Reproduce the listing exactly and skip over any pictures.
++++
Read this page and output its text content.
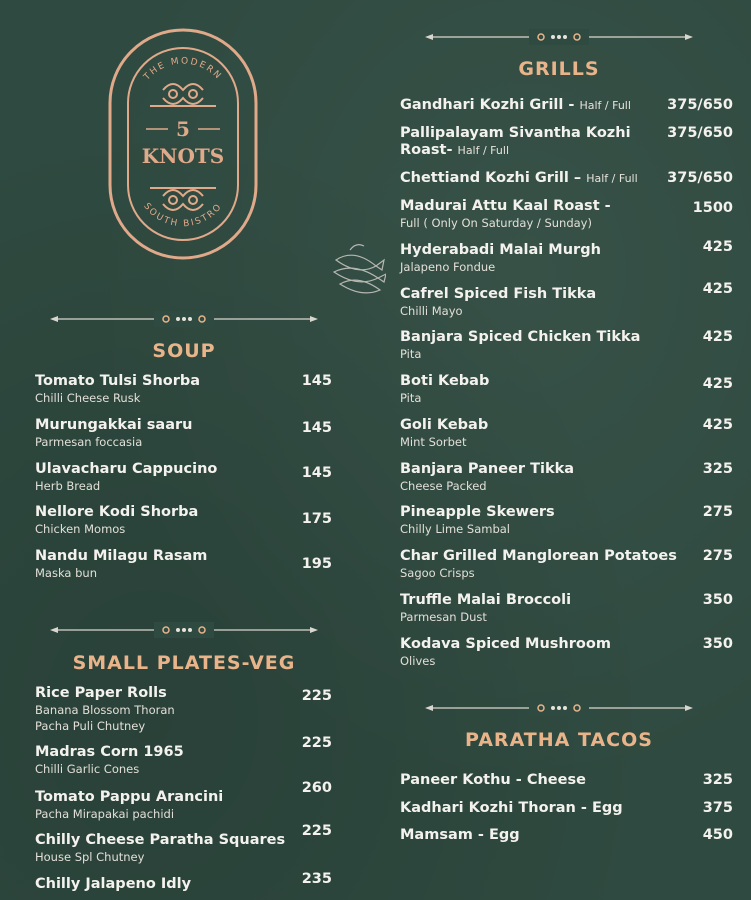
THE MODERN
SOUTH BISTRO
5
KNOTS
SOUP
Tomato Tulsi Shorba
Chilli Cheese Rusk
145
Murungakkai saaru
Parmesan foccasia
145
Ulavacharu Cappucino
Herb Bread
145
Nellore Kodi Shorba
Chicken Momos
175
Nandu Milagu Rasam
Maska bun
195
SMALL PLATES-VEG
Rice Paper Rolls
Banana Blossom Thoran
Pacha Puli Chutney
225
Madras Corn 1965
Chilli Garlic Cones
225
Tomato Pappu Arancini
Pacha Mirapakai pachidi
260
Chilly Cheese Paratha Squares
House Spl Chutney
225
Chilly Jalapeno Idly	235
GRILLS
Gandhari Kozhi Grill - Half / Full	375/650
Pallipalayam Sivantha Kozhi
Roast- Half / Full
375/650
Chettiand Kozhi Grill – Half / Full	375/650
Madurai Attu Kaal Roast -
Full ( Only On Saturday / Sunday)
1500
Hyderabadi Malai Murgh
Jalapeno Fondue
425
Cafrel Spiced Fish Tikka
Chilli Mayo
425
Banjara Spiced Chicken Tikka
Pita
425
Boti Kebab
Pita
425
Goli Kebab
Mint Sorbet
425
Banjara Paneer Tikka
Cheese Packed
325
Pineapple Skewers
Chilly Lime Sambal
275
Char Grilled Manglorean Potatoes
Sagoo Crisps
275
Truffle Malai Broccoli
Parmesan Dust
350
Kodava Spiced Mushroom
Olives
350
PARATHA TACOS
Paneer Kothu - Cheese	325
Kadhari Kozhi Thoran - Egg	375
Mamsam - Egg	450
++++
- **THE RESULT**:
Read this page and output its text content.
THE MODERN
SOUTH BISTRO
5
KNOTS
SOUP
Tomato Tulsi Shorba
Chilli Cheese Rusk
145
Murungakkai saaru
Parmesan foccasia
145
Ulavacharu Cappucino
Herb Bread
145
Nellore Kodi Shorba
Chicken Momos
175
Nandu Milagu Rasam
Maska bun
195
SMALL PLATES-VEG
Rice Paper Rolls
Banana Blossom Thoran
Pacha Puli Chutney
225
Madras Corn 1965
Chilli Garlic Cones
225
Tomato Pappu Arancini
Pacha Mirapakai pachidi
260
Chilly Cheese Paratha Squares
House Spl Chutney
225
Chilly Jalapeno Idly	235
GRILLS
Gandhari Kozhi Grill - Half / Full	375/650
Pallipalayam Sivantha Kozhi
Roast- Half / Full
375/650
Chettiand Kozhi Grill – Half / Full	375/650
Madurai Attu Kaal Roast -
Full ( Only On Saturday / Sunday)
1500
Hyderabadi Malai Murgh
Jalapeno Fondue
425
Cafrel Spiced Fish Tikka
Chilli Mayo
425
Banjara Spiced Chicken Tikka
Pita
425
Boti Kebab
Pita
425
Goli Kebab
Mint Sorbet
425
Banjara Paneer Tikka
Cheese Packed
325
Pineapple Skewers
Chilly Lime Sambal
275
Char Grilled Manglorean Potatoes
Sagoo Crisps
275
Truffle Malai Broccoli
Parmesan Dust
350
Kodava Spiced Mushroom
Olives
350
PARATHA TACOS
Paneer Kothu - Cheese	325
Kadhari Kozhi Thoran - Egg	375
Mamsam - Egg	450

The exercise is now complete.